Data entries:

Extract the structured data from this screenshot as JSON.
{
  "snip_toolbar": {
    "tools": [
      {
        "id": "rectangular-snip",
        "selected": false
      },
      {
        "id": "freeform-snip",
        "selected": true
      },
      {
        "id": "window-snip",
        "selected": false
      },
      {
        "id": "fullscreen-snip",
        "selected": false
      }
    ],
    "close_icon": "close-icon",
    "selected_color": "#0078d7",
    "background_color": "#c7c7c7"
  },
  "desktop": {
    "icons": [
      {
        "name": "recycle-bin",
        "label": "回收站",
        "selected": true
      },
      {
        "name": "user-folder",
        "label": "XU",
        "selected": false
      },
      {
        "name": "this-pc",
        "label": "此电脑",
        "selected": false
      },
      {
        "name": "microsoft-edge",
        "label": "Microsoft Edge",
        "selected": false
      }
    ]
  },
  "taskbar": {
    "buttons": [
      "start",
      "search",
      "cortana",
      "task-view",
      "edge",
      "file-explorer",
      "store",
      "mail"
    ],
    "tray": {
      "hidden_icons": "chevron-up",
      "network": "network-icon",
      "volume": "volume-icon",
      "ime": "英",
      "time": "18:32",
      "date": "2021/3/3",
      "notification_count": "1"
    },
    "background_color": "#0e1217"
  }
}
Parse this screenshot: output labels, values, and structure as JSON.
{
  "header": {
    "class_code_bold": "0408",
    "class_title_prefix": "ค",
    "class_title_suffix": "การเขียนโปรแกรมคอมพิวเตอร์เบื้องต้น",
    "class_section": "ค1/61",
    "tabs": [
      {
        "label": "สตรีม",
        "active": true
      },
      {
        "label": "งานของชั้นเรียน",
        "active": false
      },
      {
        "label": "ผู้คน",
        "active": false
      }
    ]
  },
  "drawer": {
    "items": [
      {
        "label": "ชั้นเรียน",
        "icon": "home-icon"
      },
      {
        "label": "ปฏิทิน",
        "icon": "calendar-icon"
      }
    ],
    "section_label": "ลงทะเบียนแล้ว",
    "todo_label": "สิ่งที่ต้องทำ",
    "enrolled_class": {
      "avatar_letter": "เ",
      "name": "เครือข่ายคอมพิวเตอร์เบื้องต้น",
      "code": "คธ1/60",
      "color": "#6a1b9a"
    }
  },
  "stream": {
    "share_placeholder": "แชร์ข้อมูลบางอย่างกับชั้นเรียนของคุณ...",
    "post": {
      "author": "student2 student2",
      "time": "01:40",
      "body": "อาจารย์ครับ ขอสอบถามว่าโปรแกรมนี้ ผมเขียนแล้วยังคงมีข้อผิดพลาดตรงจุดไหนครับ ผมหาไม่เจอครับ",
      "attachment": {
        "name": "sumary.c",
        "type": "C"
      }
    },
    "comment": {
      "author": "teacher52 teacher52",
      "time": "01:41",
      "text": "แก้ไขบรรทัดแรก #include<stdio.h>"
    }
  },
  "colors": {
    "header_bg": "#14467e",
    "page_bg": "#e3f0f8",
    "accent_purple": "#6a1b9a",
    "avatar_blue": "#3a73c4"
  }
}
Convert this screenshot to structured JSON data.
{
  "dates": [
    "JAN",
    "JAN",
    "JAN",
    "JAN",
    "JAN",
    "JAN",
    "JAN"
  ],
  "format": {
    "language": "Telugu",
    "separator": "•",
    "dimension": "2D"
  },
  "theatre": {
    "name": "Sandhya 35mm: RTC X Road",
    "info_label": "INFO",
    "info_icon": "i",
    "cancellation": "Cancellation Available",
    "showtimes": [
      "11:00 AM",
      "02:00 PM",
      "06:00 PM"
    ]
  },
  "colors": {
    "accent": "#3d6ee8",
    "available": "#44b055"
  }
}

> [BRIEF]:
Every line of the material must be returned exactly as it appears.

> [OUTPUT FOR THIS EXERCISE]:
Extract the structured data from this screenshot as JSON.
{
  "snip_toolbar": {
    "tools": [
      {
        "id": "rectangular-snip",
        "selected": false
      },
      {
        "id": "freeform-snip",
        "selected": true
      },
      {
        "id": "window-snip",
        "selected": false
      },
      {
        "id": "fullscreen-snip",
        "selected": false
      }
    ],
    "close_icon": "close-icon",
    "selected_color": "#0078d7",
    "background_color": "#c7c7c7"
  },
  "desktop": {
    "icons": [
      {
        "name": "recycle-bin",
        "label": "回收站",
        "selected": true
      },
      {
        "name": "user-folder",
        "label": "XU",
        "selected": false
      },
      {
        "name": "this-pc",
        "label": "此电脑",
        "selected": false
      },
      {
        "name": "microsoft-edge",
        "label": "Microsoft Edge",
        "selected": false
      }
    ]
  },
  "taskbar": {
    "buttons": [
      "start",
      "search",
      "cortana",
      "task-view",
      "edge",
      "file-explorer",
      "store",
      "mail"
    ],
    "tray": {
      "hidden_icons": "chevron-up",
      "network": "network-icon",
      "volume": "volume-icon",
      "ime": "英",
      "time": "18:32",
      "date": "2021/3/3",
      "notification_count": "1"
    },
    "background_color": "#0e1217"
  }
}
Parse this screenshot: output labels, values, and structure as JSON.
{
  "header": {
    "class_code_bold": "0408",
    "class_title_prefix": "ค",
    "class_title_suffix": "การเขียนโปรแกรมคอมพิวเตอร์เบื้องต้น",
    "class_section": "ค1/61",
    "tabs": [
      {
        "label": "สตรีม",
        "active": true
      },
      {
        "label": "งานของชั้นเรียน",
        "active": false
      },
      {
        "label": "ผู้คน",
        "active": false
      }
    ]
  },
  "drawer": {
    "items": [
      {
        "label": "ชั้นเรียน",
        "icon": "home-icon"
      },
      {
        "label": "ปฏิทิน",
        "icon": "calendar-icon"
      }
    ],
    "section_label": "ลงทะเบียนแล้ว",
    "todo_label": "สิ่งที่ต้องทำ",
    "enrolled_class": {
      "avatar_letter": "เ",
      "name": "เครือข่ายคอมพิวเตอร์เบื้องต้น",
      "code": "คธ1/60",
      "color": "#6a1b9a"
    }
  },
  "stream": {
    "share_placeholder": "แชร์ข้อมูลบางอย่างกับชั้นเรียนของคุณ...",
    "post": {
      "author": "student2 student2",
      "time": "01:40",
      "body": "อาจารย์ครับ ขอสอบถามว่าโปรแกรมนี้ ผมเขียนแล้วยังคงมีข้อผิดพลาดตรงจุดไหนครับ ผมหาไม่เจอครับ",
      "attachment": {
        "name": "sumary.c",
        "type": "C"
      }
    },
    "comment": {
      "author": "teacher52 teacher52",
      "time": "01:41",
      "text": "แก้ไขบรรทัดแรก #include<stdio.h>"
    }
  },
  "colors": {
    "header_bg": "#14467e",
    "page_bg": "#e3f0f8",
    "accent_purple": "#6a1b9a",
    "avatar_blue": "#3a73c4"
  }
}
Convert this screenshot to structured JSON data.
{
  "dates": [
    "JAN",
    "JAN",
    "JAN",
    "JAN",
    "JAN",
    "JAN",
    "JAN"
  ],
  "format": {
    "language": "Telugu",
    "separator": "•",
    "dimension": "2D"
  },
  "theatre": {
    "name": "Sandhya 35mm: RTC X Road",
    "info_label": "INFO",
    "info_icon": "i",
    "cancellation": "Cancellation Available",
    "showtimes": [
      "11:00 AM",
      "02:00 PM",
      "06:00 PM"
    ]
  },
  "colors": {
    "accent": "#3d6ee8",
    "available": "#44b055"
  }
}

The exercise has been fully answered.